1770 - Accentuation de la pénétration des Hollandais (Boers).

1807 - Fondation de la puissance Zulu.

1834 - 1838 - Grand Trek.

1899-1902 - Guerre des Boers.

Les Khoïsan

Le mot khoïsan est une création des anthropologue pour désigner les deux populations les plus anciennement implantées au Sud de l'Afrique. Les Khoï-Khoï ( = Hottentots) et les San ( = Bochimans). Les uns et les autres ont en commun une civilisation matérielle très rudimentaire, et parlent des langues dont le seul point commun est de comporter un son appelé clic (effet de la langue sur le palais). 

L'installation dans leur domaine, à partir du Xe siècle, de populations bantouphones, puis celles des Européens dont les premiers contacts ont été dès le XVe siècle plutôt rudes, et qui fortement implantés dans la région depuis le XVIIe siècle, qui ont pratiqué à leur encontre une politique de génocide,  les Khoïsan, jadis déployés sur des territoires giboyeux et accueillants, se sont trouvés relégués dans les contrées les plus hostiles, telles les déserts du Namib et du Kalahari

Le génocide khoïsan - L'arrivée des Hollandais, au XVIIe siècle a marqué un tournant. Il ne s'agissait plus pour eux, comme cela avait été le cas pour les Portugais d'implanter simplement de relais sur la côte, mais bien de s'approprier les terres. Plus tard, l'implantation des Européens a déstabilisé leur société et l'a appauvrie (vols de bétail).
Les San.
Encore aujourd'hui chasseurs-cueilleurs et derniers utilisateurs en Afrique, avec les Pygmées, de l'arc, les San seraient les héritiers directs des populations néolithiques qui ont laissé un peu partout dans cette région quantité de peintures et gravures rupestres. Art qu'ils ont d'ailleurs perpétué jusqu'à la fin du XIXesiècle, époque à laquelle leurs derniers artistes ont été assassinés par les Européens (par exemple au nid d'aigle des Maluti), ainsi d'ailleurs que la totalité des représentants de l'une de leurs quatre branches, les Kham. Les trois groupes survivants (quelques dizaines de milliers de personnes sont, au nord, les Kung - les plus nombreux - et les Anen; au centre, les Naron, les Tenekwe, les Tserekwe et les Marsawa à l'ouest, les Ganin et les Huniin.

◆ ◆ ◆

__Ce qui est demandé__:
1) Expliquez en une à trois phrases pourquoi, selon le texte sur les Khoïsan, l'arrivée des Hollandais au XVIIe siècle a marqué un tournant.
2) D'après le texte sur les Khoïsan, quel est le seul point commun des langues parlées par les Khoï-Khoï et les San ?

__Matériel fourni__:

◆ ◆ ◆

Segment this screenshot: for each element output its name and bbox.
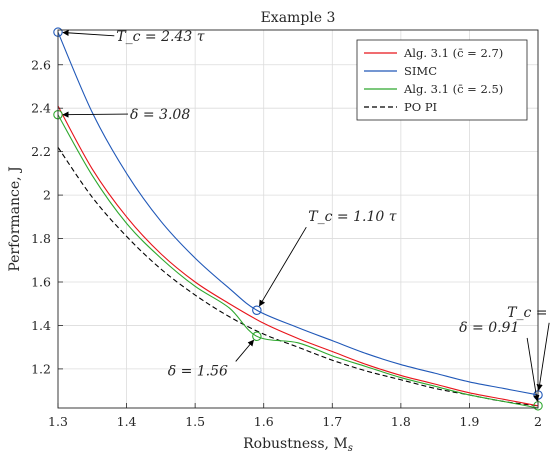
- annotation-label: T_c = 1.10 τ: [308, 209, 396, 225]
- x-axis-label: Robustness, Ms: [243, 436, 353, 454]
- x-tick-label: 1.6: [254, 414, 274, 429]
- marker-point: [252, 331, 262, 342]
- y-tick-label: 2.6: [31, 57, 51, 72]
- legend: Alg. 3.1 (c̄ = 2.7) SIMC Alg. 3.1 (c̄ = 2.…: [356, 39, 528, 121]
- y-tick-label: 2: [43, 188, 51, 203]
- plot-frame: [57, 29, 539, 409]
- legend-entry-label: SIMC: [404, 64, 437, 78]
- annotation-arrow: [526, 337, 540, 402]
- legend-entry-label: PO PI: [404, 100, 437, 114]
- y-axis-label: Performance, J: [7, 166, 23, 271]
- y-tick-label: 1.2: [31, 361, 51, 376]
- y-tick-label: 2.4: [31, 101, 51, 116]
- annotation-label: δ = 1.56: [168, 363, 228, 379]
- y-tick-label: 1.4: [31, 318, 51, 333]
- x-tick-label: 1.7: [322, 414, 342, 429]
- annotation-arrow: [259, 226, 307, 307]
- annotation-arrow: [62, 29, 115, 37]
- x-tick-label: 1.3: [48, 414, 68, 429]
- annotation-layer: T_c = 2.43 τ δ = 3.08 T_c = 1.10 τ δ = 1.56…: [62, 29, 550, 402]
- y-tick-label: 2.2: [31, 144, 51, 159]
- y-tick-label: 1.6: [31, 275, 51, 290]
- x-tick-label: 1.4: [117, 414, 137, 429]
- annotation-label: T_c = 0.54 τ: [507, 305, 550, 321]
- annotation-label: δ = 0.91: [459, 320, 519, 336]
- y-tick-label: 1.8: [31, 231, 51, 246]
- series-layer: [57, 31, 539, 409]
- chart-title: Example 3: [261, 10, 336, 26]
- annotation-arrow: [235, 339, 255, 362]
- annotation-label: T_c = 2.43 τ: [116, 29, 204, 45]
- x-tick-label: 1.9: [459, 414, 479, 429]
- series-line: [57, 114, 539, 409]
- marker-point: [252, 305, 262, 315]
- series-line: [57, 105, 539, 407]
- series-line: [57, 31, 539, 396]
- annotation-arrow: [536, 322, 550, 391]
- x-tick-label: 1.5: [185, 414, 205, 429]
- x-tick-label: 1.8: [391, 414, 411, 429]
- legend-entry-label: Alg. 3.1 (c̄ = 2.7): [403, 46, 503, 60]
- x-tick-label: 2: [534, 414, 542, 429]
- x-axis-ticks: 1.3 1.4 1.5 1.6 1.7 1.8 1.9 2: [48, 403, 542, 429]
- y-axis-ticks: 1.2 1.4 1.6 1.8 2 2.2 2.4 2.6: [31, 57, 63, 376]
- legend-entry-label: Alg. 3.1 (c̄ = 2.5): [403, 82, 503, 96]
- annotation-arrow: [62, 111, 129, 118]
- annotation-label: δ = 3.08: [130, 107, 190, 123]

◆ ◆ ◆

__Résultats__:
1) Contrairement aux Portugais, qui se contentaient d'implanter des relais sur la côte, les Hollandais cherchaient à s'approprier les terres. Plus tard, l'implantation des Européens a déstabilisé la société khoïsan et l'a appauvrie, notamment par des vols de bétail.

2) Elles comportent un son appelé clic, produit par un effet de la langue sur le palais.